Data shown ▸
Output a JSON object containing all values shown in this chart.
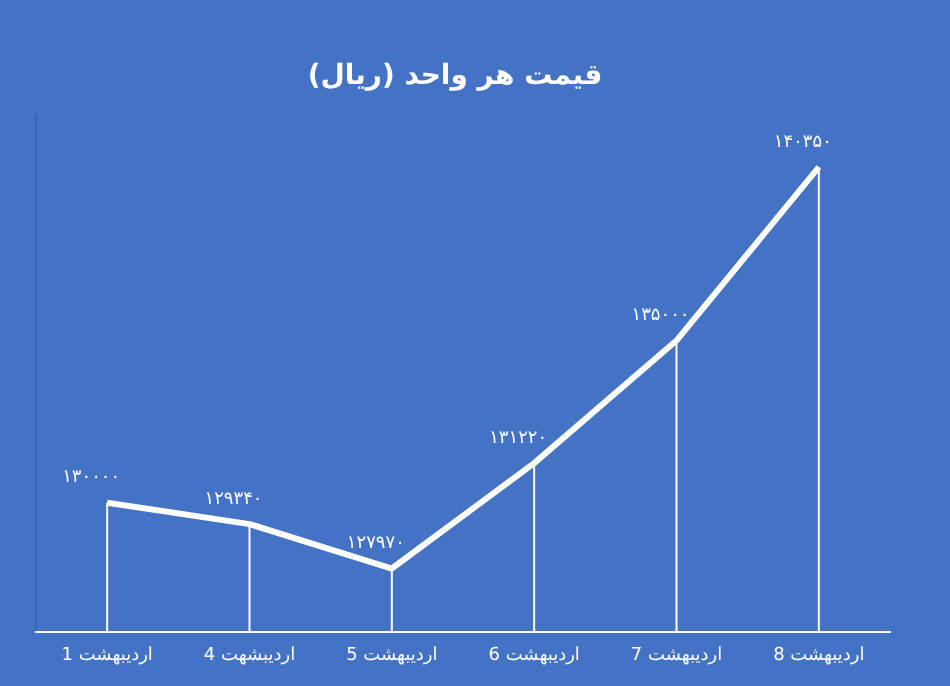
{
  "chart_data": {
    "type": "line",
    "title": "قیمت هر واحد (ریال)",
    "categories": [
      "1 اردیبهشت",
      "4 اردیبشهت",
      "5 اردیبهشت",
      "6 اردیبهشت",
      "7 اردیبهشت",
      "8 اردیبهشت"
    ],
    "series": [
      {
        "color": "#ffffff",
        "values": [
          130000,
          129340,
          127970,
          131220,
          135000,
          140350
        ],
        "value_labels": [
          "۱۳۰۰۰۰",
          "۱۲۹۳۴۰",
          "۱۲۷۹۷۰",
          "۱۳۱۲۲۰",
          "۱۳۵۰۰۰",
          "۱۴۰۳۵۰"
        ]
      }
    ],
    "marker": "none",
    "grid": "x",
    "legend": false,
    "tick_labels": "x"
  }
}
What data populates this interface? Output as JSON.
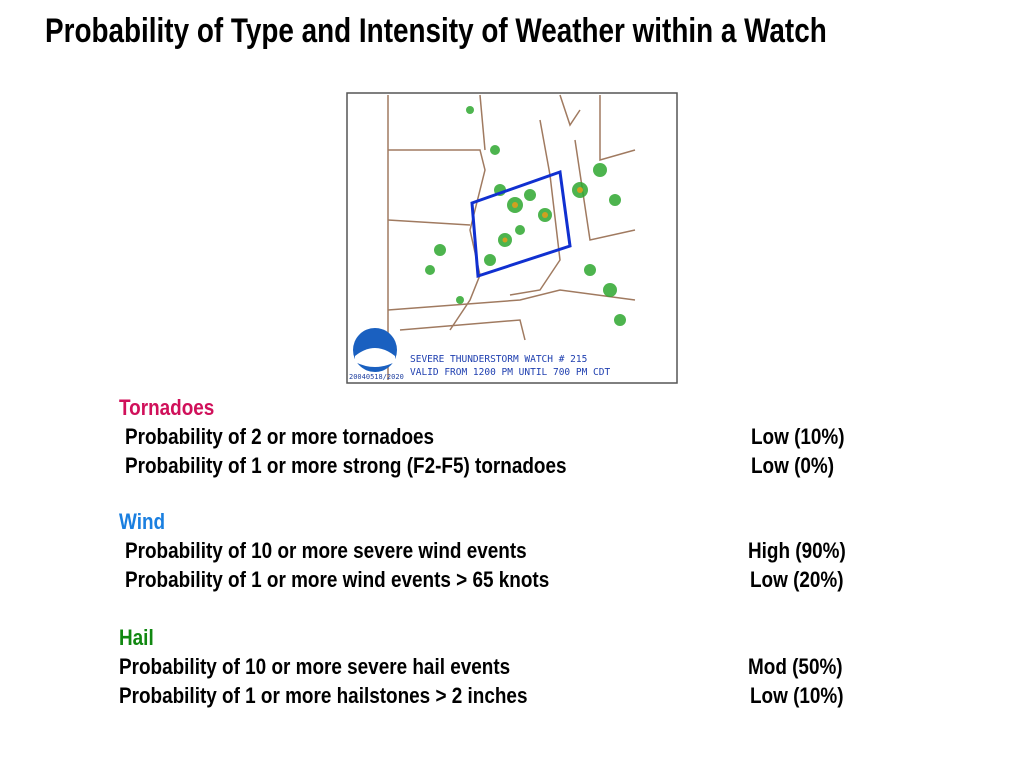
{
  "title": "Probability of Type and Intensity of Weather within a Watch",
  "map": {
    "stamp": "20040518/2020",
    "caption": [
      "SEVERE THUNDERSTORM WATCH # 215",
      "VALID FROM 1200 PM UNTIL  700 PM CDT"
    ]
  },
  "sections": [
    {
      "heading": "Tornadoes",
      "items": [
        {
          "label": "Probability of 2 or more tornadoes",
          "value": "Low (10%)"
        },
        {
          "label": "Probability of 1 or more strong (F2-F5) tornadoes",
          "value": "Low (0%)"
        }
      ]
    },
    {
      "heading": "Wind",
      "items": [
        {
          "label": "Probability of 10 or more severe wind events",
          "value": "High (90%)"
        },
        {
          "label": "Probability of 1 or more wind events > 65 knots",
          "value": "Low (20%)"
        }
      ]
    },
    {
      "heading": "Hail",
      "items": [
        {
          "label": "Probability of 10 or more severe hail events",
          "value": "Mod (50%)"
        },
        {
          "label": "Probability of 1 or more hailstones > 2 inches",
          "value": "Low (10%)"
        }
      ]
    }
  ]
}
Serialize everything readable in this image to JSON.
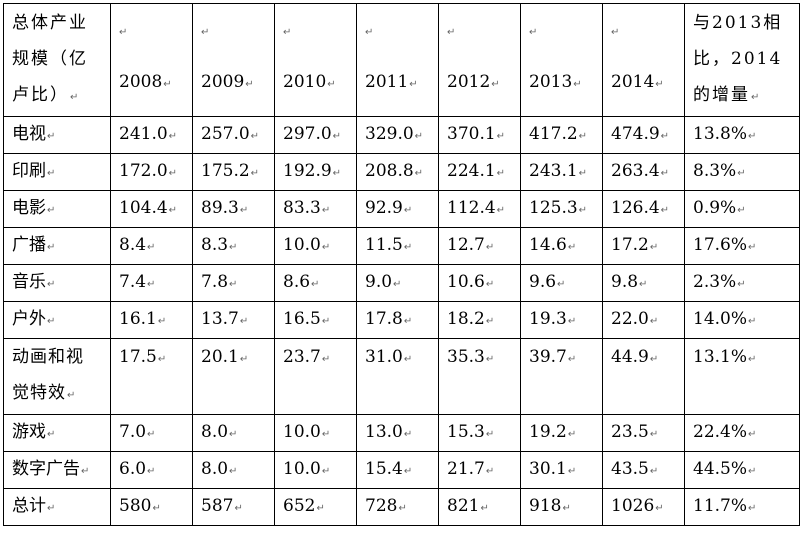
{
  "table": {
    "header_label_lines": [
      "总体产业",
      "规模（亿",
      "卢比）"
    ],
    "years": [
      "2008",
      "2009",
      "2010",
      "2011",
      "2012",
      "2013",
      "2014"
    ],
    "last_header_lines": [
      "与2013相",
      "比，2014",
      "的增量"
    ],
    "para_mark": "↵",
    "rows": [
      {
        "label": "电视",
        "values": [
          "241.0",
          "257.0",
          "297.0",
          "329.0",
          "370.1",
          "417.2",
          "474.9"
        ],
        "change": "13.8%"
      },
      {
        "label": "印刷",
        "values": [
          "172.0",
          "175.2",
          "192.9",
          "208.8",
          "224.1",
          "243.1",
          "263.4"
        ],
        "change": "8.3%"
      },
      {
        "label": "电影",
        "values": [
          "104.4",
          "89.3",
          "83.3",
          "92.9",
          "112.4",
          "125.3",
          "126.4"
        ],
        "change": "0.9%"
      },
      {
        "label": "广播",
        "values": [
          "8.4",
          "8.3",
          "10.0",
          "11.5",
          "12.7",
          "14.6",
          "17.2"
        ],
        "change": "17.6%"
      },
      {
        "label": "音乐",
        "values": [
          "7.4",
          "7.8",
          "8.6",
          "9.0",
          "10.6",
          "9.6",
          "9.8"
        ],
        "change": "2.3%"
      },
      {
        "label": "户外",
        "values": [
          "16.1",
          "13.7",
          "16.5",
          "17.8",
          "18.2",
          "19.3",
          "22.0"
        ],
        "change": "14.0%"
      },
      {
        "label_lines": [
          "动画和视",
          "觉特效"
        ],
        "values": [
          "17.5",
          "20.1",
          "23.7",
          "31.0",
          "35.3",
          "39.7",
          "44.9"
        ],
        "change": "13.1%"
      },
      {
        "label": "游戏",
        "values": [
          "7.0",
          "8.0",
          "10.0",
          "13.0",
          "15.3",
          "19.2",
          "23.5"
        ],
        "change": "22.4%"
      },
      {
        "label": "数字广告",
        "values": [
          "6.0",
          "8.0",
          "10.0",
          "15.4",
          "21.7",
          "30.1",
          "43.5"
        ],
        "change": "44.5%"
      },
      {
        "label": "总计",
        "values": [
          "580",
          "587",
          "652",
          "728",
          "821",
          "918",
          "1026"
        ],
        "change": "11.7%"
      }
    ]
  }
}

Exercise goal ▸ List the lines of the material in which the word "more" occurs.

Task solution ▸
          "label": "Probability of 2 or more tornadoes",
          "label": "Probability of 1 or more strong (F2-F5) tornadoes",
          "label": "Probability of 10 or more severe wind events",
          "label": "Probability of 1 or more wind events > 65 knots",
          "label": "Probability of 10 or more severe hail events",
          "label": "Probability of 1 or more hailstones > 2 inches",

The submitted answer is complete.